WHAT TO PRODUCE
Restate every line of the material, word for word.

— Start MATERIAL SHOWN —

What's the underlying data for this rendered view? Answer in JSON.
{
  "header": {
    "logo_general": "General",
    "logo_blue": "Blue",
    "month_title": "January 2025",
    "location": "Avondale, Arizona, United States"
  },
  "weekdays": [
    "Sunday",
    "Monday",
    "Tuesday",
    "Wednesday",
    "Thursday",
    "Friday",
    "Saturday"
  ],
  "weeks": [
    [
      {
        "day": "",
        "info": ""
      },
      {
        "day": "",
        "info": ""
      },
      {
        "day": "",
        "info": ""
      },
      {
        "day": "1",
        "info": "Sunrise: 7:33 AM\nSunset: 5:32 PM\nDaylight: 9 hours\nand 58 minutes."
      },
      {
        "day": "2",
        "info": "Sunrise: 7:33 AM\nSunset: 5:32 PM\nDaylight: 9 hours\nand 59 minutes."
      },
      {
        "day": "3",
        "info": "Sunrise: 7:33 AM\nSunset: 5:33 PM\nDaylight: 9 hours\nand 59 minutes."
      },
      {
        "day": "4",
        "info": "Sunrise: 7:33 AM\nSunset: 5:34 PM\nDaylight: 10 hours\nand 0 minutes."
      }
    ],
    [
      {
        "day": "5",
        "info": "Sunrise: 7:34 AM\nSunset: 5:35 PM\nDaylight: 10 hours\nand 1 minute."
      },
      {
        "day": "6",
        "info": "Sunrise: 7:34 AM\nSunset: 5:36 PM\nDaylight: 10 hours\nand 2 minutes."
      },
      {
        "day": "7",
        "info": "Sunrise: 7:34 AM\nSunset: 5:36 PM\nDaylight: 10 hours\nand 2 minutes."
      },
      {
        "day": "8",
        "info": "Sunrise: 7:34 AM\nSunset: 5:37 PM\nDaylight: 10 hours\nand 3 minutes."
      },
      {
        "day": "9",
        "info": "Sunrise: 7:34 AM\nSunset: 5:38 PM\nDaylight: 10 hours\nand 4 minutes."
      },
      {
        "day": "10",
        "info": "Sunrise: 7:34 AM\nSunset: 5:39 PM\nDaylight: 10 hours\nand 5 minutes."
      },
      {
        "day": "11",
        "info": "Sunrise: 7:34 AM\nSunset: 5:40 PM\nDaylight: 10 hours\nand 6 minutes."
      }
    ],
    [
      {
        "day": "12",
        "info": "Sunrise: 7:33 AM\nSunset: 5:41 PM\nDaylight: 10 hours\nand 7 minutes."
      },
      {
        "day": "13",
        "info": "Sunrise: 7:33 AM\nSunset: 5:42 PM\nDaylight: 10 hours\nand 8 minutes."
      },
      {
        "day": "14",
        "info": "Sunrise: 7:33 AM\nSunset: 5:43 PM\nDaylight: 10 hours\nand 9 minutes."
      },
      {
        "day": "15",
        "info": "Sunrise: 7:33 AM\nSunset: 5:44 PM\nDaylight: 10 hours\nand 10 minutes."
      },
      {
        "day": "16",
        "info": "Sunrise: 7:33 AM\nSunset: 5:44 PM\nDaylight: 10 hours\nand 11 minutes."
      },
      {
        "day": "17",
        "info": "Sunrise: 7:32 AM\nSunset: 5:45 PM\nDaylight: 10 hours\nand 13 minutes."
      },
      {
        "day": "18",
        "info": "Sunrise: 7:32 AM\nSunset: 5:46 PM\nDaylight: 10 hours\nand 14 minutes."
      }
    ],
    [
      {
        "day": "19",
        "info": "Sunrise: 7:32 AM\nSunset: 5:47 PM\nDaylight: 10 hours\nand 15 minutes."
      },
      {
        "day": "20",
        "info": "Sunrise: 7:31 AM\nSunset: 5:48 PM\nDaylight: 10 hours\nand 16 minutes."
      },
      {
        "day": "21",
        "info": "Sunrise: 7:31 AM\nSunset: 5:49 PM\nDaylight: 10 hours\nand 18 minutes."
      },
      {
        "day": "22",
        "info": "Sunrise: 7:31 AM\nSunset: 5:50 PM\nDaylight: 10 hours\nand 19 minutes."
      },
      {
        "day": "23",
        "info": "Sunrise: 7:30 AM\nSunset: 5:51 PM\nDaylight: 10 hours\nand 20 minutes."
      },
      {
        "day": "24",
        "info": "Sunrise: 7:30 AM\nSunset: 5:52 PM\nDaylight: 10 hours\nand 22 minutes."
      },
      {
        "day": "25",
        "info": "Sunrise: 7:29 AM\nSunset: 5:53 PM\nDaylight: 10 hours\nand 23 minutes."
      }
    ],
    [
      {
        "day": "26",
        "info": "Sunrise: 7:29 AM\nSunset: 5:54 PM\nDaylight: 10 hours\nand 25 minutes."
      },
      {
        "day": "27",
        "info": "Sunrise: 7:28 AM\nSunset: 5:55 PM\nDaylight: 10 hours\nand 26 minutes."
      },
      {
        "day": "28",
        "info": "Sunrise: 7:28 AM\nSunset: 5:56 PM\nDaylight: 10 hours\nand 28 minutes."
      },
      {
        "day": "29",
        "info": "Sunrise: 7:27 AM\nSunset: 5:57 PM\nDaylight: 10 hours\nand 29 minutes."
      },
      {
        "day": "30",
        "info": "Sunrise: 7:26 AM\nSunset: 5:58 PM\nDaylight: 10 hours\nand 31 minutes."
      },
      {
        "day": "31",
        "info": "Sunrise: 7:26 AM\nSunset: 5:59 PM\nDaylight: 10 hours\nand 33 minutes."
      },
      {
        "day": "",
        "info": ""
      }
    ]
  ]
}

— End MATERIAL SHOWN —

FULL ANSWER
What's the underlying data for this rendered view? Answer in JSON.
{
  "header": {
    "logo_general": "General",
    "logo_blue": "Blue",
    "month_title": "January 2025",
    "location": "Avondale, Arizona, United States"
  },
  "weekdays": [
    "Sunday",
    "Monday",
    "Tuesday",
    "Wednesday",
    "Thursday",
    "Friday",
    "Saturday"
  ],
  "weeks": [
    [
      {
        "day": "",
        "info": ""
      },
      {
        "day": "",
        "info": ""
      },
      {
        "day": "",
        "info": ""
      },
      {
        "day": "1",
        "info": "Sunrise: 7:33 AM\nSunset: 5:32 PM\nDaylight: 9 hours\nand 58 minutes."
      },
      {
        "day": "2",
        "info": "Sunrise: 7:33 AM\nSunset: 5:32 PM\nDaylight: 9 hours\nand 59 minutes."
      },
      {
        "day": "3",
        "info": "Sunrise: 7:33 AM\nSunset: 5:33 PM\nDaylight: 9 hours\nand 59 minutes."
      },
      {
        "day": "4",
        "info": "Sunrise: 7:33 AM\nSunset: 5:34 PM\nDaylight: 10 hours\nand 0 minutes."
      }
    ],
    [
      {
        "day": "5",
        "info": "Sunrise: 7:34 AM\nSunset: 5:35 PM\nDaylight: 10 hours\nand 1 minute."
      },
      {
        "day": "6",
        "info": "Sunrise: 7:34 AM\nSunset: 5:36 PM\nDaylight: 10 hours\nand 2 minutes."
      },
      {
        "day": "7",
        "info": "Sunrise: 7:34 AM\nSunset: 5:36 PM\nDaylight: 10 hours\nand 2 minutes."
      },
      {
        "day": "8",
        "info": "Sunrise: 7:34 AM\nSunset: 5:37 PM\nDaylight: 10 hours\nand 3 minutes."
      },
      {
        "day": "9",
        "info": "Sunrise: 7:34 AM\nSunset: 5:38 PM\nDaylight: 10 hours\nand 4 minutes."
      },
      {
        "day": "10",
        "info": "Sunrise: 7:34 AM\nSunset: 5:39 PM\nDaylight: 10 hours\nand 5 minutes."
      },
      {
        "day": "11",
        "info": "Sunrise: 7:34 AM\nSunset: 5:40 PM\nDaylight: 10 hours\nand 6 minutes."
      }
    ],
    [
      {
        "day": "12",
        "info": "Sunrise: 7:33 AM\nSunset: 5:41 PM\nDaylight: 10 hours\nand 7 minutes."
      },
      {
        "day": "13",
        "info": "Sunrise: 7:33 AM\nSunset: 5:42 PM\nDaylight: 10 hours\nand 8 minutes."
      },
      {
        "day": "14",
        "info": "Sunrise: 7:33 AM\nSunset: 5:43 PM\nDaylight: 10 hours\nand 9 minutes."
      },
      {
        "day": "15",
        "info": "Sunrise: 7:33 AM\nSunset: 5:44 PM\nDaylight: 10 hours\nand 10 minutes."
      },
      {
        "day": "16",
        "info": "Sunrise: 7:33 AM\nSunset: 5:44 PM\nDaylight: 10 hours\nand 11 minutes."
      },
      {
        "day": "17",
        "info": "Sunrise: 7:32 AM\nSunset: 5:45 PM\nDaylight: 10 hours\nand 13 minutes."
      },
      {
        "day": "18",
        "info": "Sunrise: 7:32 AM\nSunset: 5:46 PM\nDaylight: 10 hours\nand 14 minutes."
      }
    ],
    [
      {
        "day": "19",
        "info": "Sunrise: 7:32 AM\nSunset: 5:47 PM\nDaylight: 10 hours\nand 15 minutes."
      },
      {
        "day": "20",
        "info": "Sunrise: 7:31 AM\nSunset: 5:48 PM\nDaylight: 10 hours\nand 16 minutes."
      },
      {
        "day": "21",
        "info": "Sunrise: 7:31 AM\nSunset: 5:49 PM\nDaylight: 10 hours\nand 18 minutes."
      },
      {
        "day": "22",
        "info": "Sunrise: 7:31 AM\nSunset: 5:50 PM\nDaylight: 10 hours\nand 19 minutes."
      },
      {
        "day": "23",
        "info": "Sunrise: 7:30 AM\nSunset: 5:51 PM\nDaylight: 10 hours\nand 20 minutes."
      },
      {
        "day": "24",
        "info": "Sunrise: 7:30 AM\nSunset: 5:52 PM\nDaylight: 10 hours\nand 22 minutes."
      },
      {
        "day": "25",
        "info": "Sunrise: 7:29 AM\nSunset: 5:53 PM\nDaylight: 10 hours\nand 23 minutes."
      }
    ],
    [
      {
        "day": "26",
        "info": "Sunrise: 7:29 AM\nSunset: 5:54 PM\nDaylight: 10 hours\nand 25 minutes."
      },
      {
        "day": "27",
        "info": "Sunrise: 7:28 AM\nSunset: 5:55 PM\nDaylight: 10 hours\nand 26 minutes."
      },
      {
        "day": "28",
        "info": "Sunrise: 7:28 AM\nSunset: 5:56 PM\nDaylight: 10 hours\nand 28 minutes."
      },
      {
        "day": "29",
        "info": "Sunrise: 7:27 AM\nSunset: 5:57 PM\nDaylight: 10 hours\nand 29 minutes."
      },
      {
        "day": "30",
        "info": "Sunrise: 7:26 AM\nSunset: 5:58 PM\nDaylight: 10 hours\nand 31 minutes."
      },
      {
        "day": "31",
        "info": "Sunrise: 7:26 AM\nSunset: 5:59 PM\nDaylight: 10 hours\nand 33 minutes."
      },
      {
        "day": "",
        "info": ""
      }
    ]
  ]
}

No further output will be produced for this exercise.